_STATED TASK_
Gather all lines in the entries that include the word "Italian".

_EXERCISE MATERIAL_

..........

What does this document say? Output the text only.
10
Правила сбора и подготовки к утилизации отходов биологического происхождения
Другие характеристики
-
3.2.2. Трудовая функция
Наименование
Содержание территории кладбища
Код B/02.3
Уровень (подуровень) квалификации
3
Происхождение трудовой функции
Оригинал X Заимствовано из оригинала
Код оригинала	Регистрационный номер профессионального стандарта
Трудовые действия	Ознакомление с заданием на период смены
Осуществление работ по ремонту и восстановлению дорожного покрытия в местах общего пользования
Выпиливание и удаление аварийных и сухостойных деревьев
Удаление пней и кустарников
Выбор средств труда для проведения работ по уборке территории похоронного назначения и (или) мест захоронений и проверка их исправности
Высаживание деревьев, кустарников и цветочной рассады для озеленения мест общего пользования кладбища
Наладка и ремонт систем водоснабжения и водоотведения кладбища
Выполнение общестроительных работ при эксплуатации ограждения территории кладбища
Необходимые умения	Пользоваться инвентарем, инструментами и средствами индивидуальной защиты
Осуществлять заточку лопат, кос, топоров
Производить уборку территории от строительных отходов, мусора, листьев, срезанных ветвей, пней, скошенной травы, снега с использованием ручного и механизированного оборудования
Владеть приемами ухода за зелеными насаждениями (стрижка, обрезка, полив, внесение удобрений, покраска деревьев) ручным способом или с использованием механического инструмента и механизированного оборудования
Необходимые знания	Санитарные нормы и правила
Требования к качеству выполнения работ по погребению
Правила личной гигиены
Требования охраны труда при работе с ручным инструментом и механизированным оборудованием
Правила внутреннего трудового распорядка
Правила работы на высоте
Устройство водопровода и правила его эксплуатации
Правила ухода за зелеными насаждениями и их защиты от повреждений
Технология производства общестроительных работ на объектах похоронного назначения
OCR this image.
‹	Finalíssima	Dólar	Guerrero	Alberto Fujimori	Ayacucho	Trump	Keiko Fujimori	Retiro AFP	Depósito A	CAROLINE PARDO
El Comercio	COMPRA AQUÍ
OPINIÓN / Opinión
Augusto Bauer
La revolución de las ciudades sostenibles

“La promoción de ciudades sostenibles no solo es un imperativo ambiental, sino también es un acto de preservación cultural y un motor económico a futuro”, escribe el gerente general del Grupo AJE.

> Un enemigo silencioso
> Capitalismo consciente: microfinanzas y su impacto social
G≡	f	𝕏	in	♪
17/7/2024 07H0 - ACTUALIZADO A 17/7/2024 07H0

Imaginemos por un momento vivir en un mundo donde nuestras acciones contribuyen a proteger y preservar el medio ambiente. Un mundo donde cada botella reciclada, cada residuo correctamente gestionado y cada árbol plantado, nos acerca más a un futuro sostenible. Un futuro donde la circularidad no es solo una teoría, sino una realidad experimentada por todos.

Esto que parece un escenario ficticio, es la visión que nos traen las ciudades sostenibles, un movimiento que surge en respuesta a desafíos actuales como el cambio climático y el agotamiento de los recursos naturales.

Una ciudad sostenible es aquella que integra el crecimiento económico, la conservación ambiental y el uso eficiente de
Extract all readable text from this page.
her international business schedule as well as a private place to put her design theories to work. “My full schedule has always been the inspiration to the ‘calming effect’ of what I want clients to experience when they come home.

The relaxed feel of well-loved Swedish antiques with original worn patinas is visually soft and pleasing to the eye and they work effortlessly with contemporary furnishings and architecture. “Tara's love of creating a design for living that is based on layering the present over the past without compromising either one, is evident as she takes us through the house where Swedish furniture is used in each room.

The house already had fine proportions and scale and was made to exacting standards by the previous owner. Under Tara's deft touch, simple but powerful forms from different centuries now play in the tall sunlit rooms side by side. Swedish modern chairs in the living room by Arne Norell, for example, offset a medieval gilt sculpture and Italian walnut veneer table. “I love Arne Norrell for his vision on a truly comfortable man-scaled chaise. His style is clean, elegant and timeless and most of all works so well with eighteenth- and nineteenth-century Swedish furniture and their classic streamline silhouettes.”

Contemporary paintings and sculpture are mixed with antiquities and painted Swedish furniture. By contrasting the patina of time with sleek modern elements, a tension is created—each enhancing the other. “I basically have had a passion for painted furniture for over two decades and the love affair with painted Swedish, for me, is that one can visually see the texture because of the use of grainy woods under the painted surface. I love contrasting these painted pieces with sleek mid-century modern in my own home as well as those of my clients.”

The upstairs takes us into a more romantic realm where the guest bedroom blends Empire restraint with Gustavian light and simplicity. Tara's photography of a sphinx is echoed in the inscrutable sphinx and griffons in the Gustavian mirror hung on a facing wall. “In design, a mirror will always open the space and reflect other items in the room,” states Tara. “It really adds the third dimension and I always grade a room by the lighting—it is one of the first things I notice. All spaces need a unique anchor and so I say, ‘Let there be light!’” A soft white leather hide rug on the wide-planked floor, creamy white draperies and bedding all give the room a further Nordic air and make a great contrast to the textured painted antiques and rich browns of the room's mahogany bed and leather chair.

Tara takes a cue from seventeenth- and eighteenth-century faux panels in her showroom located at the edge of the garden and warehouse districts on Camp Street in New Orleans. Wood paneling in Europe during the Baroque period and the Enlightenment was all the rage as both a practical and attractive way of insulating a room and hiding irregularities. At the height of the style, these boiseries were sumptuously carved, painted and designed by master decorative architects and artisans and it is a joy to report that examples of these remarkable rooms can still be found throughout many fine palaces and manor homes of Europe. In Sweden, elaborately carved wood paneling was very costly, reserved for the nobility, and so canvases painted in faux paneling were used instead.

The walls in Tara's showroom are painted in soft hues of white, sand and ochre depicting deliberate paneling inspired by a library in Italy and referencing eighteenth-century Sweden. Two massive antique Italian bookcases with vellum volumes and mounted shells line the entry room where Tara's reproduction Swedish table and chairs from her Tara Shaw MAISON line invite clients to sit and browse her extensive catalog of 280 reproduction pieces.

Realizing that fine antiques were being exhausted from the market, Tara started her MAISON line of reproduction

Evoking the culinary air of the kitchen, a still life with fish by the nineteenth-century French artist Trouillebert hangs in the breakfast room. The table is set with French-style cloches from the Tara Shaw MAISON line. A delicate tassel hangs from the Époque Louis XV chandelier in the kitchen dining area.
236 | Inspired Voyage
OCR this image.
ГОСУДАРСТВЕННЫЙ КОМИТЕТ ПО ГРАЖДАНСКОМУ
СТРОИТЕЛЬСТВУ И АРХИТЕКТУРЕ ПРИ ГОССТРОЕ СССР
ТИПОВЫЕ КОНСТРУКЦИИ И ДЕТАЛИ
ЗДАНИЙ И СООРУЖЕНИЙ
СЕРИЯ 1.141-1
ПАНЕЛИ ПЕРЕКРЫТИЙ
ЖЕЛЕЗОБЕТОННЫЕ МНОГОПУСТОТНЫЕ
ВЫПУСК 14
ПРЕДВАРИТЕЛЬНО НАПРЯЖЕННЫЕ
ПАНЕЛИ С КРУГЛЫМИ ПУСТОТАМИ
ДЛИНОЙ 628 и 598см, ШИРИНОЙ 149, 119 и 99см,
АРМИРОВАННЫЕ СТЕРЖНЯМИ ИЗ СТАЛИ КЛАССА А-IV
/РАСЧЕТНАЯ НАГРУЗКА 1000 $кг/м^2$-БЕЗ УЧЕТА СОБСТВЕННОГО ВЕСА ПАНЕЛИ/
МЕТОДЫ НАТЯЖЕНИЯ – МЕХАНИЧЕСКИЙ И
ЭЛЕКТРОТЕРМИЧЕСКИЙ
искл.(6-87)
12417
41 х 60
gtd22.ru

..........

_WORKED ANSWER_
The house already had fine proportions and scale and was made to exacting standards by the previous owner. Under Tara's deft touch, simple but powerful forms from different centuries now play in the tall sunlit rooms side by side. Swedish modern chairs in the living room by Arne Norell, for example, offset a medieval gilt sculpture and Italian walnut veneer table. “I love Arne Norrell for his vision on a truly comfortable man-scaled chaise. His style is clean, elegant and timeless and most of all works so well with eighteenth- and nineteenth-century Swedish furniture and their classic streamline silhouettes.”
The walls in Tara's showroom are painted in soft hues of white, sand and ochre depicting deliberate paneling inspired by a library in Italy and referencing eighteenth-century Sweden. Two massive antique Italian bookcases with vellum volumes and mounted shells line the entry room where Tara's reproduction Swedish table and chairs from her Tara Shaw MAISON line invite clients to sit and browse her extensive catalog of 280 reproduction pieces.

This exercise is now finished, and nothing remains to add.